The entries below should be output exactly as written.

Dataset excerpt
+++++
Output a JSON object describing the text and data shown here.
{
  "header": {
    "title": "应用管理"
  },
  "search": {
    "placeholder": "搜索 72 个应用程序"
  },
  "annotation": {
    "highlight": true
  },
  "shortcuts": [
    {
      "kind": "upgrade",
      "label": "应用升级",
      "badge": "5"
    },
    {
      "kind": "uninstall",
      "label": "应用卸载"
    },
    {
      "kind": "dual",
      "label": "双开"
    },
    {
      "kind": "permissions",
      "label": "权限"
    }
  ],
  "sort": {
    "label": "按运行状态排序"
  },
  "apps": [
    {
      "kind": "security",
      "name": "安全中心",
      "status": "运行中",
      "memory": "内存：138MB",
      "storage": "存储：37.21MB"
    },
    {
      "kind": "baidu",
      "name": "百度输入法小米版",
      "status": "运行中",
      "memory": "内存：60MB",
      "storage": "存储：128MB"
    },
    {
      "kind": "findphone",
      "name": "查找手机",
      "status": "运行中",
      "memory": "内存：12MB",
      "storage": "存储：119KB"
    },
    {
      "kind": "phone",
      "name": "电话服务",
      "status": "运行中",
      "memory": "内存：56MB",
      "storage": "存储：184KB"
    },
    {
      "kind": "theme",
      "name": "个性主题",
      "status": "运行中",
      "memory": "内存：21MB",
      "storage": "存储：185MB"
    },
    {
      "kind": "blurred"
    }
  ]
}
+++++
EXPECTED ANSWER »
Output a JSON object describing the text and data shown here.
{
  "header": {
    "title": "应用管理"
  },
  "search": {
    "placeholder": "搜索 72 个应用程序"
  },
  "annotation": {
    "highlight": true
  },
  "shortcuts": [
    {
      "kind": "upgrade",
      "label": "应用升级",
      "badge": "5"
    },
    {
      "kind": "uninstall",
      "label": "应用卸载"
    },
    {
      "kind": "dual",
      "label": "双开"
    },
    {
      "kind": "permissions",
      "label": "权限"
    }
  ],
  "sort": {
    "label": "按运行状态排序"
  },
  "apps": [
    {
      "kind": "security",
      "name": "安全中心",
      "status": "运行中",
      "memory": "内存：138MB",
      "storage": "存储：37.21MB"
    },
    {
      "kind": "baidu",
      "name": "百度输入法小米版",
      "status": "运行中",
      "memory": "内存：60MB",
      "storage": "存储：128MB"
    },
    {
      "kind": "findphone",
      "name": "查找手机",
      "status": "运行中",
      "memory": "内存：12MB",
      "storage": "存储：119KB"
    },
    {
      "kind": "phone",
      "name": "电话服务",
      "status": "运行中",
      "memory": "内存：56MB",
      "storage": "存储：184KB"
    },
    {
      "kind": "theme",
      "name": "个性主题",
      "status": "运行中",
      "memory": "内存：21MB",
      "storage": "存储：185MB"
    },
    {
      "kind": "blurred"
    }
  ]
}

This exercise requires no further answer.